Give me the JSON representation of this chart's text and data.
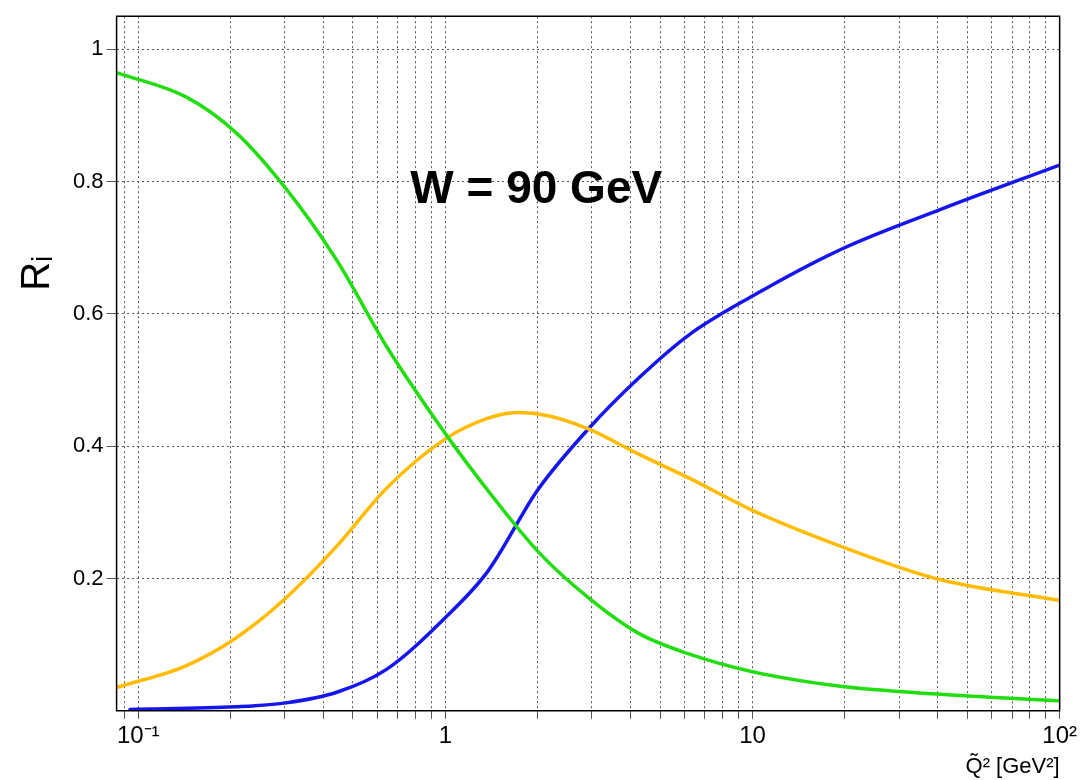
{
  "chart_data": {
    "type": "line",
    "xlabel": "Q̃² [GeV²]",
    "ylabel": "Rᵢ",
    "annotations": [
      "W = 90 GeV"
    ],
    "log": "x",
    "grid": true,
    "legend": false,
    "marker": "none",
    "line_style": "solid",
    "xlim": [
      0.085,
      100
    ],
    "ylim": [
      0,
      1.05
    ],
    "xticks": [
      {
        "value": 0.09,
        "label": null
      },
      {
        "value": 0.1,
        "label": "10⁻¹"
      },
      {
        "value": 0.2,
        "label": null
      },
      {
        "value": 0.3,
        "label": null
      },
      {
        "value": 0.4,
        "label": null
      },
      {
        "value": 0.5,
        "label": null
      },
      {
        "value": 0.6,
        "label": null
      },
      {
        "value": 0.7,
        "label": null
      },
      {
        "value": 0.8,
        "label": null
      },
      {
        "value": 0.9,
        "label": null
      },
      1,
      {
        "value": 2,
        "label": null
      },
      {
        "value": 3,
        "label": null
      },
      {
        "value": 4,
        "label": null
      },
      {
        "value": 5,
        "label": null
      },
      {
        "value": 6,
        "label": null
      },
      {
        "value": 7,
        "label": null
      },
      {
        "value": 8,
        "label": null
      },
      {
        "value": 9,
        "label": null
      },
      10,
      {
        "value": 20,
        "label": null
      },
      {
        "value": 30,
        "label": null
      },
      {
        "value": 40,
        "label": null
      },
      {
        "value": 50,
        "label": null
      },
      {
        "value": 60,
        "label": null
      },
      {
        "value": 70,
        "label": null
      },
      {
        "value": 80,
        "label": null
      },
      {
        "value": 90,
        "label": null
      },
      {
        "value": 100,
        "label": "10²"
      }
    ],
    "yticks": [
      0.2,
      0.4,
      0.6,
      0.8,
      1
    ],
    "series": [
      {
        "color": "#22dd11",
        "x": [
          0.086,
          0.143,
          0.208,
          0.303,
          0.443,
          0.645,
          1,
          1.37,
          2.0,
          2.92,
          4.26,
          6.2,
          10,
          19.3,
          41,
          100
        ],
        "values": [
          0.964,
          0.928,
          0.874,
          0.789,
          0.681,
          0.55,
          0.419,
          0.334,
          0.241,
          0.171,
          0.117,
          0.086,
          0.059,
          0.037,
          0.025,
          0.015
        ]
      },
      {
        "color": "#ffbb00",
        "x": [
          0.086,
          0.143,
          0.208,
          0.303,
          0.443,
          0.645,
          1,
          1.37,
          1.72,
          2.16,
          2.92,
          4.26,
          6.2,
          10,
          19.3,
          41,
          100
        ],
        "values": [
          0.036,
          0.068,
          0.11,
          0.171,
          0.249,
          0.337,
          0.411,
          0.442,
          0.451,
          0.446,
          0.426,
          0.388,
          0.352,
          0.303,
          0.249,
          0.198,
          0.167
        ]
      },
      {
        "color": "#1515ee",
        "x": [
          0.094,
          0.208,
          0.303,
          0.443,
          0.645,
          1,
          1.37,
          2.0,
          2.92,
          4.26,
          6.2,
          10,
          19.3,
          41,
          100
        ],
        "values": [
          0.002,
          0.006,
          0.012,
          0.028,
          0.063,
          0.141,
          0.21,
          0.334,
          0.426,
          0.503,
          0.568,
          0.627,
          0.697,
          0.758,
          0.825
        ]
      }
    ]
  }
}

---+---

Pull out each line containing the word "color" and copy it.

        "color": "#22dd11",
        "color": "#ffbb00",
        "color": "#1515ee",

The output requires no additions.